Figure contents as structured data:
━━━━━━━━━━
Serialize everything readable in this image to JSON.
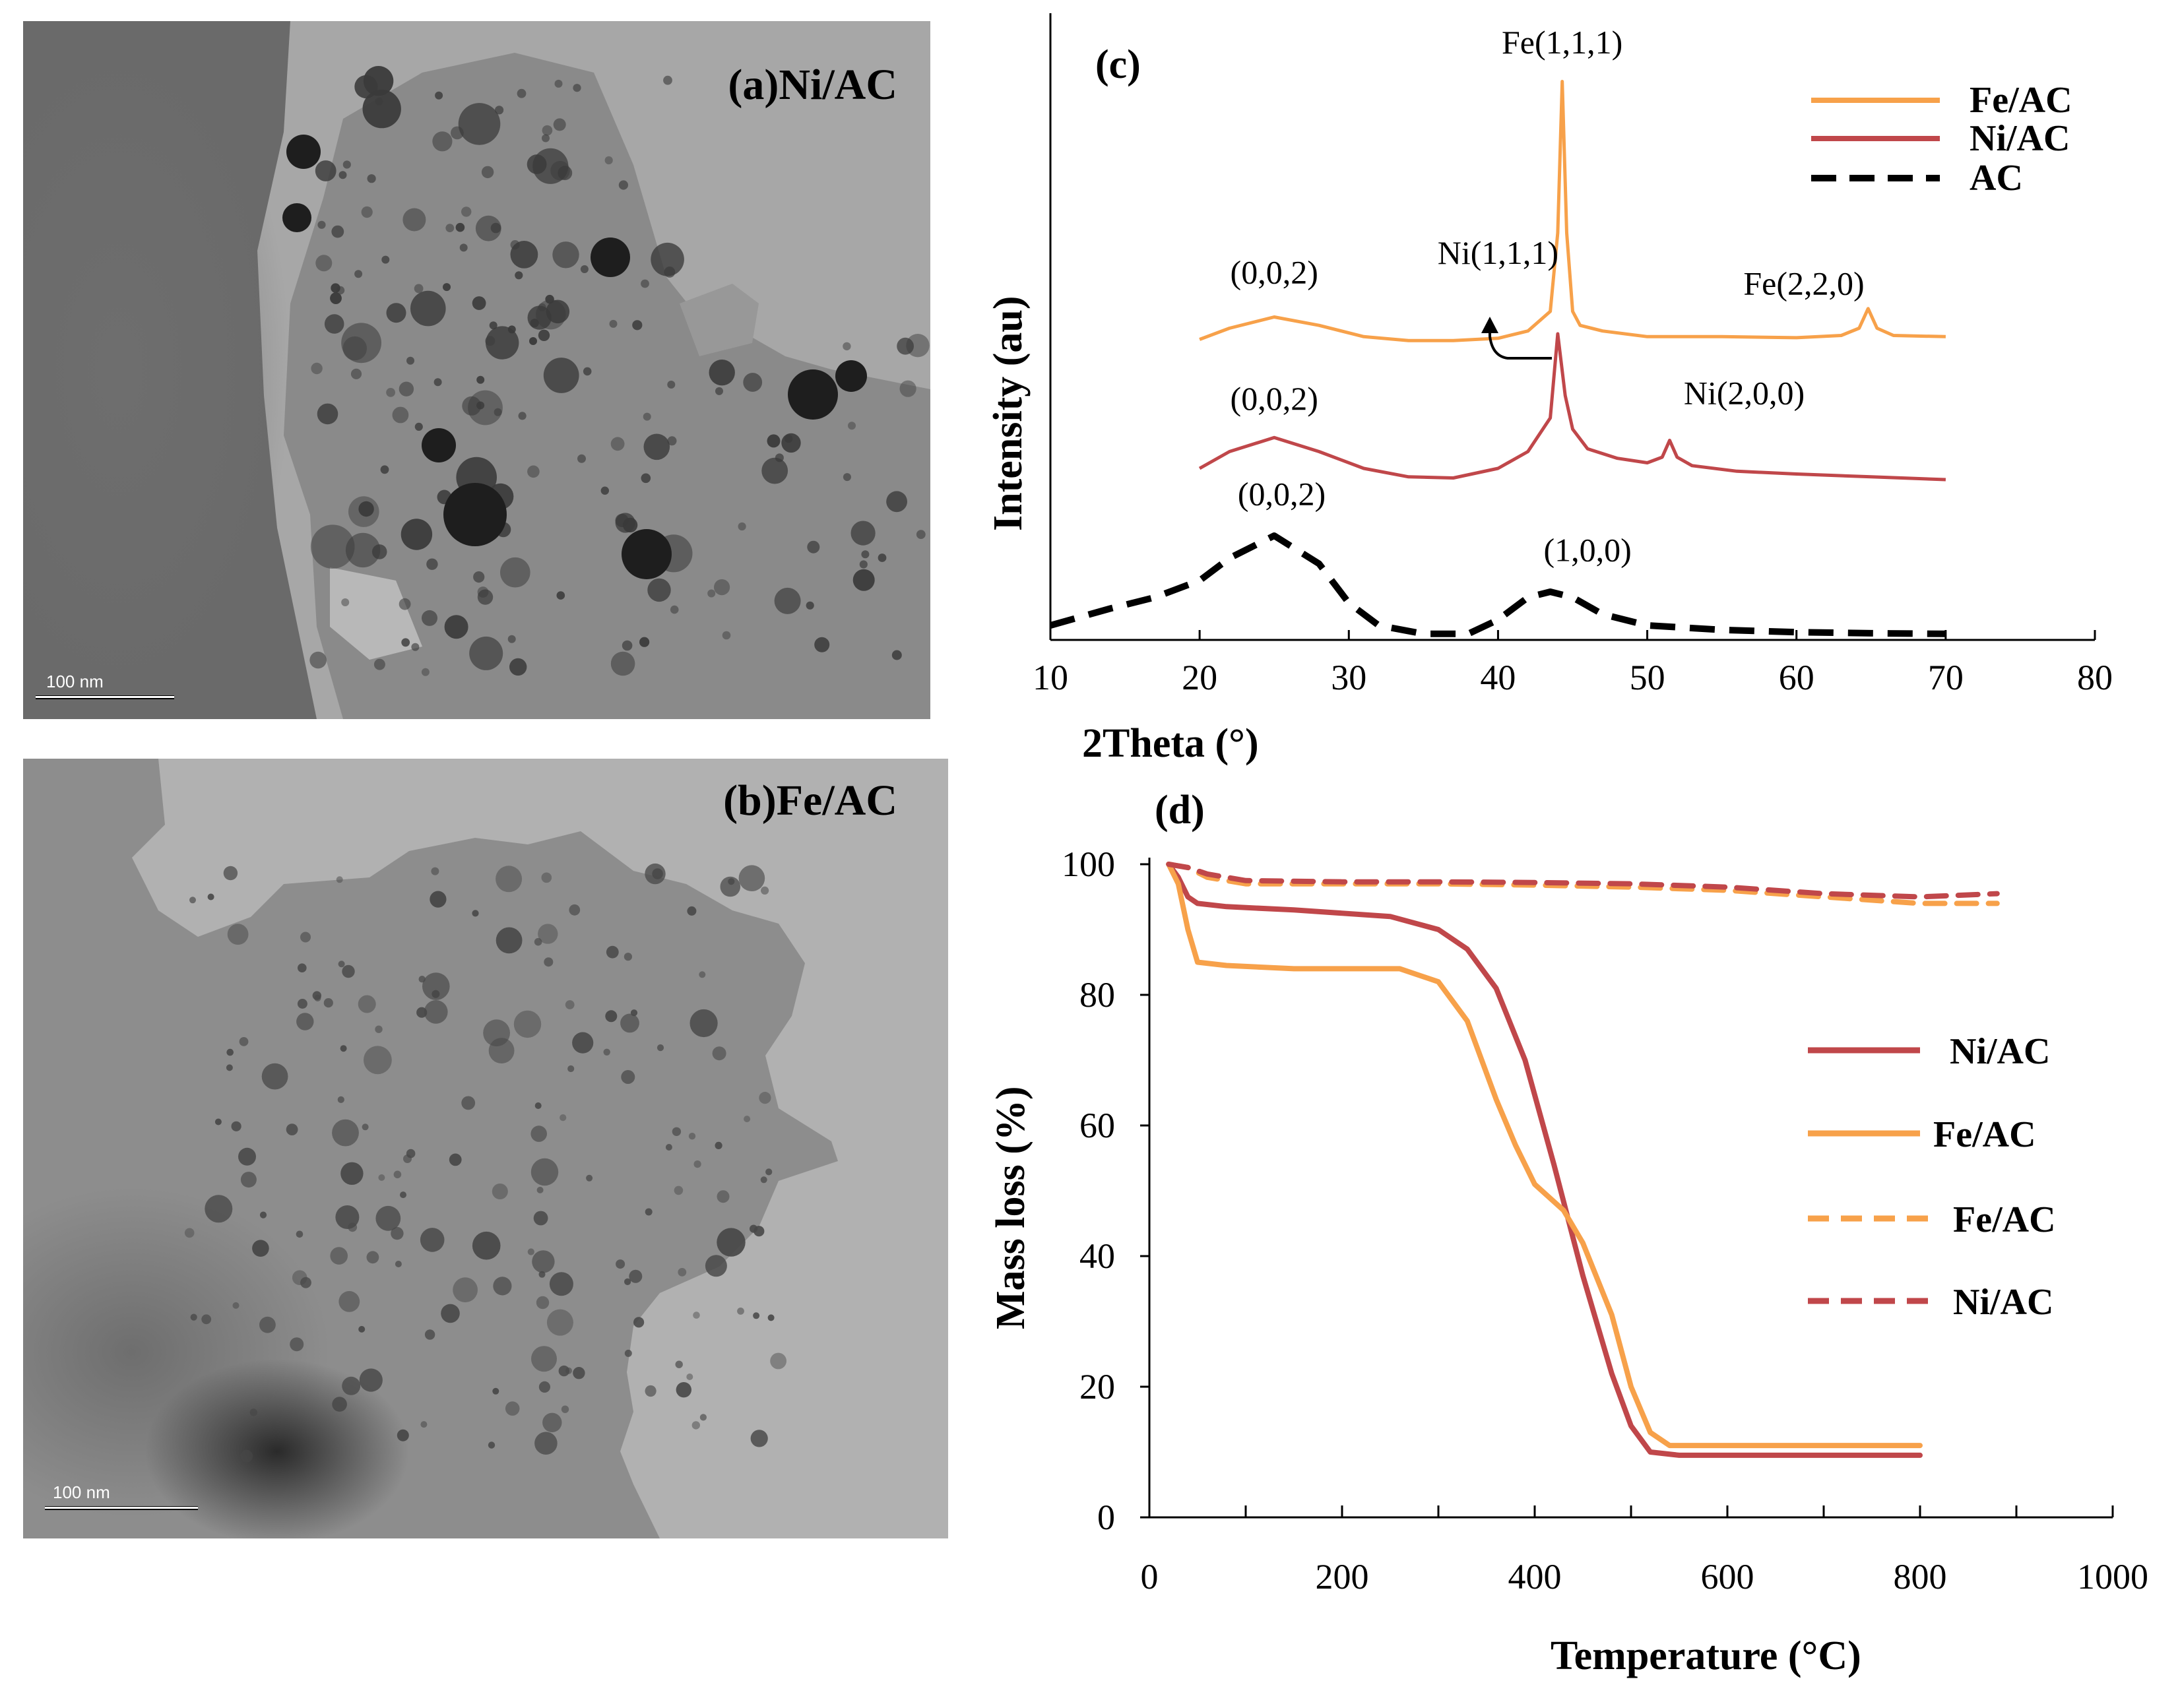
{
  "panels": {
    "a": {
      "label": "(a)Ni/AC",
      "scale_bar": "100 nm"
    },
    "b": {
      "label": "(b)Fe/AC",
      "scale_bar": "100 nm"
    }
  },
  "colors": {
    "fe": "#F7A14A",
    "ni": "#C0474A",
    "ac": "#000000"
  },
  "chart_data": [
    {
      "id": "c",
      "type": "line",
      "title": "(c)",
      "xlabel": "2Theta (°)",
      "ylabel": "Intensity (au)",
      "xlim": [
        10,
        80
      ],
      "xticks": [
        10,
        20,
        30,
        40,
        50,
        60,
        70,
        80
      ],
      "yticks_shown": false,
      "series": [
        {
          "name": "Fe/AC",
          "style": "solid",
          "color": "#F7A14A",
          "x": [
            20,
            22,
            25,
            28,
            31,
            34,
            37,
            40,
            42,
            43.5,
            44,
            44.3,
            44.6,
            45,
            45.5,
            47,
            50,
            55,
            60,
            63,
            64.2,
            64.8,
            65.4,
            66.5,
            70
          ],
          "y": [
            0.53,
            0.55,
            0.57,
            0.555,
            0.535,
            0.528,
            0.528,
            0.532,
            0.545,
            0.58,
            0.72,
            0.99,
            0.72,
            0.58,
            0.555,
            0.545,
            0.535,
            0.535,
            0.533,
            0.537,
            0.55,
            0.585,
            0.55,
            0.537,
            0.535
          ]
        },
        {
          "name": "Ni/AC",
          "style": "solid",
          "color": "#C0474A",
          "x": [
            20,
            22,
            25,
            28,
            31,
            34,
            37,
            40,
            42,
            43.5,
            44,
            44.5,
            45,
            46,
            48,
            50,
            51,
            51.5,
            52,
            53,
            56,
            60,
            65,
            70
          ],
          "y": [
            0.3,
            0.33,
            0.355,
            0.33,
            0.3,
            0.285,
            0.283,
            0.3,
            0.33,
            0.39,
            0.54,
            0.43,
            0.37,
            0.335,
            0.318,
            0.31,
            0.32,
            0.35,
            0.32,
            0.305,
            0.295,
            0.29,
            0.285,
            0.28
          ]
        },
        {
          "name": "AC",
          "style": "dashed",
          "color": "#000000",
          "x": [
            10,
            14,
            17,
            20,
            22,
            25,
            28,
            30,
            32,
            35,
            38,
            40,
            42,
            43.5,
            45,
            47,
            50,
            55,
            60,
            65,
            70
          ],
          "y": [
            0.02,
            0.05,
            0.07,
            0.1,
            0.14,
            0.18,
            0.13,
            0.06,
            0.02,
            0.005,
            0.005,
            0.03,
            0.07,
            0.08,
            0.07,
            0.04,
            0.02,
            0.012,
            0.008,
            0.006,
            0.005
          ]
        }
      ],
      "annotations": [
        {
          "text": "Fe(1,1,1)",
          "x": 44.3,
          "y": 1.04
        },
        {
          "text": "Ni(1,1,1)",
          "x": 40,
          "y": 0.665
        },
        {
          "text": "Fe(2,2,0)",
          "x": 60.5,
          "y": 0.61
        },
        {
          "text": "(0,0,2)",
          "x": 25,
          "y": 0.63
        },
        {
          "text": "Ni(2,0,0)",
          "x": 56.5,
          "y": 0.415
        },
        {
          "text": "(0,0,2)",
          "x": 25,
          "y": 0.405
        },
        {
          "text": "(0,0,2)",
          "x": 25.5,
          "y": 0.235
        },
        {
          "text": "(1,0,0)",
          "x": 46,
          "y": 0.135
        }
      ],
      "legend": {
        "position": "top-right",
        "entries": [
          "Fe/AC",
          "Ni/AC",
          "AC"
        ]
      }
    },
    {
      "id": "d",
      "type": "line",
      "title": "(d)",
      "xlabel": "Temperature (°C)",
      "ylabel": "Mass loss (%)",
      "xlim": [
        0,
        1000
      ],
      "ylim": [
        0,
        100
      ],
      "xticks": [
        0,
        200,
        400,
        600,
        800,
        1000
      ],
      "yticks": [
        0,
        20,
        40,
        60,
        80,
        100
      ],
      "series": [
        {
          "name": "Ni/AC",
          "style": "solid",
          "color": "#C0474A",
          "x": [
            20,
            30,
            40,
            50,
            80,
            150,
            250,
            300,
            330,
            360,
            390,
            420,
            450,
            480,
            500,
            520,
            550,
            600,
            700,
            800
          ],
          "y": [
            100,
            98,
            95,
            94,
            93.5,
            93,
            92,
            90,
            87,
            81,
            70,
            54,
            37,
            22,
            14,
            10,
            9.5,
            9.5,
            9.5,
            9.5
          ]
        },
        {
          "name": "Fe/AC",
          "style": "solid",
          "color": "#F7A14A",
          "x": [
            20,
            30,
            40,
            50,
            80,
            150,
            260,
            300,
            330,
            360,
            380,
            400,
            430,
            450,
            480,
            500,
            520,
            540,
            600,
            700,
            800
          ],
          "y": [
            100,
            97,
            90,
            85,
            84.5,
            84,
            84,
            82,
            76,
            64,
            57,
            51,
            47,
            42,
            31,
            20,
            13,
            11,
            11,
            11,
            11
          ]
        },
        {
          "name": "Fe/AC",
          "style": "dashed",
          "color": "#F7A14A",
          "x": [
            20,
            40,
            60,
            100,
            200,
            300,
            400,
            500,
            600,
            700,
            800,
            880
          ],
          "y": [
            100,
            99.5,
            98,
            97,
            97,
            97,
            96.8,
            96.5,
            96,
            95,
            94,
            94
          ]
        },
        {
          "name": "Ni/AC",
          "style": "dashed",
          "color": "#C0474A",
          "x": [
            20,
            40,
            60,
            100,
            200,
            300,
            400,
            500,
            600,
            700,
            800,
            880
          ],
          "y": [
            100,
            99.5,
            98.5,
            97.5,
            97.3,
            97.3,
            97.2,
            97,
            96.5,
            95.5,
            95,
            95.5
          ]
        }
      ],
      "legend": {
        "position": "right",
        "entries": [
          "Ni/AC",
          "Fe/AC",
          "Fe/AC",
          "Ni/AC"
        ]
      }
    }
  ]
}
━━━━━━━━━━
## WORK TO COMPLETE:
Each record above should come back exactly the same, only without its pictures.

## RESULT OF THE EXERCISE:
Serialize everything readable in this image to JSON.
{
  "panels": {
    "a": {
      "label": "(a)Ni/AC",
      "scale_bar": "100 nm"
    },
    "b": {
      "label": "(b)Fe/AC",
      "scale_bar": "100 nm"
    }
  },
  "colors": {
    "fe": "#F7A14A",
    "ni": "#C0474A",
    "ac": "#000000"
  },
  "chart_data": [
    {
      "id": "c",
      "type": "line",
      "title": "(c)",
      "xlabel": "2Theta (°)",
      "ylabel": "Intensity (au)",
      "xlim": [
        10,
        80
      ],
      "xticks": [
        10,
        20,
        30,
        40,
        50,
        60,
        70,
        80
      ],
      "yticks_shown": false,
      "series": [
        {
          "name": "Fe/AC",
          "style": "solid",
          "color": "#F7A14A",
          "x": [
            20,
            22,
            25,
            28,
            31,
            34,
            37,
            40,
            42,
            43.5,
            44,
            44.3,
            44.6,
            45,
            45.5,
            47,
            50,
            55,
            60,
            63,
            64.2,
            64.8,
            65.4,
            66.5,
            70
          ],
          "y": [
            0.53,
            0.55,
            0.57,
            0.555,
            0.535,
            0.528,
            0.528,
            0.532,
            0.545,
            0.58,
            0.72,
            0.99,
            0.72,
            0.58,
            0.555,
            0.545,
            0.535,
            0.535,
            0.533,
            0.537,
            0.55,
            0.585,
            0.55,
            0.537,
            0.535
          ]
        },
        {
          "name": "Ni/AC",
          "style": "solid",
          "color": "#C0474A",
          "x": [
            20,
            22,
            25,
            28,
            31,
            34,
            37,
            40,
            42,
            43.5,
            44,
            44.5,
            45,
            46,
            48,
            50,
            51,
            51.5,
            52,
            53,
            56,
            60,
            65,
            70
          ],
          "y": [
            0.3,
            0.33,
            0.355,
            0.33,
            0.3,
            0.285,
            0.283,
            0.3,
            0.33,
            0.39,
            0.54,
            0.43,
            0.37,
            0.335,
            0.318,
            0.31,
            0.32,
            0.35,
            0.32,
            0.305,
            0.295,
            0.29,
            0.285,
            0.28
          ]
        },
        {
          "name": "AC",
          "style": "dashed",
          "color": "#000000",
          "x": [
            10,
            14,
            17,
            20,
            22,
            25,
            28,
            30,
            32,
            35,
            38,
            40,
            42,
            43.5,
            45,
            47,
            50,
            55,
            60,
            65,
            70
          ],
          "y": [
            0.02,
            0.05,
            0.07,
            0.1,
            0.14,
            0.18,
            0.13,
            0.06,
            0.02,
            0.005,
            0.005,
            0.03,
            0.07,
            0.08,
            0.07,
            0.04,
            0.02,
            0.012,
            0.008,
            0.006,
            0.005
          ]
        }
      ],
      "annotations": [
        {
          "text": "Fe(1,1,1)",
          "x": 44.3,
          "y": 1.04
        },
        {
          "text": "Ni(1,1,1)",
          "x": 40,
          "y": 0.665
        },
        {
          "text": "Fe(2,2,0)",
          "x": 60.5,
          "y": 0.61
        },
        {
          "text": "(0,0,2)",
          "x": 25,
          "y": 0.63
        },
        {
          "text": "Ni(2,0,0)",
          "x": 56.5,
          "y": 0.415
        },
        {
          "text": "(0,0,2)",
          "x": 25,
          "y": 0.405
        },
        {
          "text": "(0,0,2)",
          "x": 25.5,
          "y": 0.235
        },
        {
          "text": "(1,0,0)",
          "x": 46,
          "y": 0.135
        }
      ],
      "legend": {
        "position": "top-right",
        "entries": [
          "Fe/AC",
          "Ni/AC",
          "AC"
        ]
      }
    },
    {
      "id": "d",
      "type": "line",
      "title": "(d)",
      "xlabel": "Temperature (°C)",
      "ylabel": "Mass loss (%)",
      "xlim": [
        0,
        1000
      ],
      "ylim": [
        0,
        100
      ],
      "xticks": [
        0,
        200,
        400,
        600,
        800,
        1000
      ],
      "yticks": [
        0,
        20,
        40,
        60,
        80,
        100
      ],
      "series": [
        {
          "name": "Ni/AC",
          "style": "solid",
          "color": "#C0474A",
          "x": [
            20,
            30,
            40,
            50,
            80,
            150,
            250,
            300,
            330,
            360,
            390,
            420,
            450,
            480,
            500,
            520,
            550,
            600,
            700,
            800
          ],
          "y": [
            100,
            98,
            95,
            94,
            93.5,
            93,
            92,
            90,
            87,
            81,
            70,
            54,
            37,
            22,
            14,
            10,
            9.5,
            9.5,
            9.5,
            9.5
          ]
        },
        {
          "name": "Fe/AC",
          "style": "solid",
          "color": "#F7A14A",
          "x": [
            20,
            30,
            40,
            50,
            80,
            150,
            260,
            300,
            330,
            360,
            380,
            400,
            430,
            450,
            480,
            500,
            520,
            540,
            600,
            700,
            800
          ],
          "y": [
            100,
            97,
            90,
            85,
            84.5,
            84,
            84,
            82,
            76,
            64,
            57,
            51,
            47,
            42,
            31,
            20,
            13,
            11,
            11,
            11,
            11
          ]
        },
        {
          "name": "Fe/AC",
          "style": "dashed",
          "color": "#F7A14A",
          "x": [
            20,
            40,
            60,
            100,
            200,
            300,
            400,
            500,
            600,
            700,
            800,
            880
          ],
          "y": [
            100,
            99.5,
            98,
            97,
            97,
            97,
            96.8,
            96.5,
            96,
            95,
            94,
            94
          ]
        },
        {
          "name": "Ni/AC",
          "style": "dashed",
          "color": "#C0474A",
          "x": [
            20,
            40,
            60,
            100,
            200,
            300,
            400,
            500,
            600,
            700,
            800,
            880
          ],
          "y": [
            100,
            99.5,
            98.5,
            97.5,
            97.3,
            97.3,
            97.2,
            97,
            96.5,
            95.5,
            95,
            95.5
          ]
        }
      ],
      "legend": {
        "position": "right",
        "entries": [
          "Ni/AC",
          "Fe/AC",
          "Fe/AC",
          "Ni/AC"
        ]
      }
    }
  ]
}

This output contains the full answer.